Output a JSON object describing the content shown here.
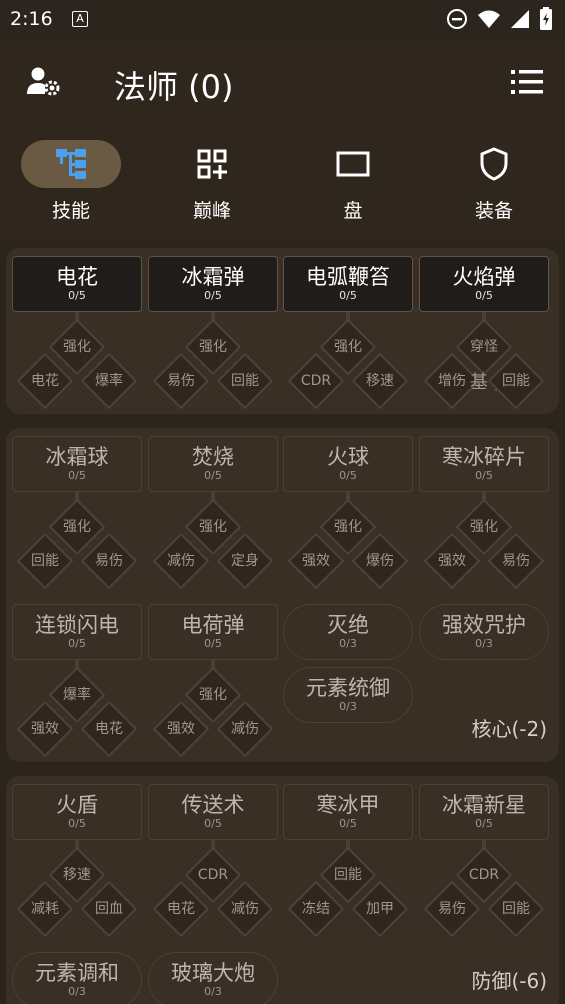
{
  "status": {
    "time": "2:16",
    "notif_glyph": "A"
  },
  "header": {
    "title": "法师 (0)",
    "profile_icon": "user-settings-icon",
    "menu_icon": "list-icon"
  },
  "tabs": [
    {
      "label": "技能",
      "icon": "skill-tree-icon",
      "active": true
    },
    {
      "label": "巅峰",
      "icon": "apps-add-icon"
    },
    {
      "label": "盘",
      "icon": "board-icon"
    },
    {
      "label": "装备",
      "icon": "shield-icon"
    }
  ],
  "g1": {
    "skills": [
      {
        "name": "电花",
        "count": "0/5",
        "mods": [
          "强化",
          "电花",
          "爆率"
        ]
      },
      {
        "name": "冰霜弹",
        "count": "0/5",
        "mods": [
          "强化",
          "易伤",
          "回能"
        ]
      },
      {
        "name": "电弧鞭笞",
        "count": "0/5",
        "mods": [
          "强化",
          "CDR",
          "移速"
        ]
      },
      {
        "name": "火焰弹",
        "count": "0/5",
        "mods": [
          "穿怪",
          "增伤",
          "回能"
        ]
      }
    ],
    "overflow": "基 )"
  },
  "g2": {
    "skills": [
      {
        "name": "冰霜球",
        "count": "0/5",
        "mods": [
          "强化",
          "回能",
          "易伤"
        ]
      },
      {
        "name": "焚烧",
        "count": "0/5",
        "mods": [
          "强化",
          "减伤",
          "定身"
        ]
      },
      {
        "name": "火球",
        "count": "0/5",
        "mods": [
          "强化",
          "强效",
          "爆伤"
        ]
      },
      {
        "name": "寒冰碎片",
        "count": "0/5",
        "mods": [
          "强化",
          "强效",
          "易伤"
        ]
      },
      {
        "name": "连锁闪电",
        "count": "0/5",
        "mods": [
          "爆率",
          "强效",
          "电花"
        ]
      },
      {
        "name": "电荷弹",
        "count": "0/5",
        "mods": [
          "强化",
          "强效",
          "减伤"
        ]
      }
    ],
    "ults": [
      {
        "name": "灭绝",
        "count": "0/3"
      },
      {
        "name": "强效咒护",
        "count": "0/3"
      },
      {
        "name": "元素统御",
        "count": "0/3"
      }
    ],
    "label": "核心(-2)"
  },
  "g3": {
    "skills": [
      {
        "name": "火盾",
        "count": "0/5",
        "mods": [
          "移速",
          "减耗",
          "回血"
        ]
      },
      {
        "name": "传送术",
        "count": "0/5",
        "mods": [
          "CDR",
          "电花",
          "减伤"
        ]
      },
      {
        "name": "寒冰甲",
        "count": "0/5",
        "mods": [
          "回能",
          "冻结",
          "加甲"
        ]
      },
      {
        "name": "冰霜新星",
        "count": "0/5",
        "mods": [
          "CDR",
          "易伤",
          "回能"
        ]
      }
    ],
    "ults": [
      {
        "name": "元素调和",
        "count": "0/3"
      },
      {
        "name": "玻璃大炮",
        "count": "0/3"
      }
    ],
    "label": "防御(-6)"
  }
}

■ **What you will do**
Repeat each record exactly, with the pictures left out.

■ **Result of this exercise**
Output a JSON object describing the content shown here.
{
  "status": {
    "time": "2:16",
    "notif_glyph": "A"
  },
  "header": {
    "title": "法师 (0)",
    "profile_icon": "user-settings-icon",
    "menu_icon": "list-icon"
  },
  "tabs": [
    {
      "label": "技能",
      "icon": "skill-tree-icon",
      "active": true
    },
    {
      "label": "巅峰",
      "icon": "apps-add-icon"
    },
    {
      "label": "盘",
      "icon": "board-icon"
    },
    {
      "label": "装备",
      "icon": "shield-icon"
    }
  ],
  "g1": {
    "skills": [
      {
        "name": "电花",
        "count": "0/5",
        "mods": [
          "强化",
          "电花",
          "爆率"
        ]
      },
      {
        "name": "冰霜弹",
        "count": "0/5",
        "mods": [
          "强化",
          "易伤",
          "回能"
        ]
      },
      {
        "name": "电弧鞭笞",
        "count": "0/5",
        "mods": [
          "强化",
          "CDR",
          "移速"
        ]
      },
      {
        "name": "火焰弹",
        "count": "0/5",
        "mods": [
          "穿怪",
          "增伤",
          "回能"
        ]
      }
    ],
    "overflow": "基 )"
  },
  "g2": {
    "skills": [
      {
        "name": "冰霜球",
        "count": "0/5",
        "mods": [
          "强化",
          "回能",
          "易伤"
        ]
      },
      {
        "name": "焚烧",
        "count": "0/5",
        "mods": [
          "强化",
          "减伤",
          "定身"
        ]
      },
      {
        "name": "火球",
        "count": "0/5",
        "mods": [
          "强化",
          "强效",
          "爆伤"
        ]
      },
      {
        "name": "寒冰碎片",
        "count": "0/5",
        "mods": [
          "强化",
          "强效",
          "易伤"
        ]
      },
      {
        "name": "连锁闪电",
        "count": "0/5",
        "mods": [
          "爆率",
          "强效",
          "电花"
        ]
      },
      {
        "name": "电荷弹",
        "count": "0/5",
        "mods": [
          "强化",
          "强效",
          "减伤"
        ]
      }
    ],
    "ults": [
      {
        "name": "灭绝",
        "count": "0/3"
      },
      {
        "name": "强效咒护",
        "count": "0/3"
      },
      {
        "name": "元素统御",
        "count": "0/3"
      }
    ],
    "label": "核心(-2)"
  },
  "g3": {
    "skills": [
      {
        "name": "火盾",
        "count": "0/5",
        "mods": [
          "移速",
          "减耗",
          "回血"
        ]
      },
      {
        "name": "传送术",
        "count": "0/5",
        "mods": [
          "CDR",
          "电花",
          "减伤"
        ]
      },
      {
        "name": "寒冰甲",
        "count": "0/5",
        "mods": [
          "回能",
          "冻结",
          "加甲"
        ]
      },
      {
        "name": "冰霜新星",
        "count": "0/5",
        "mods": [
          "CDR",
          "易伤",
          "回能"
        ]
      }
    ],
    "ults": [
      {
        "name": "元素调和",
        "count": "0/3"
      },
      {
        "name": "玻璃大炮",
        "count": "0/3"
      }
    ],
    "label": "防御(-6)"
  }
}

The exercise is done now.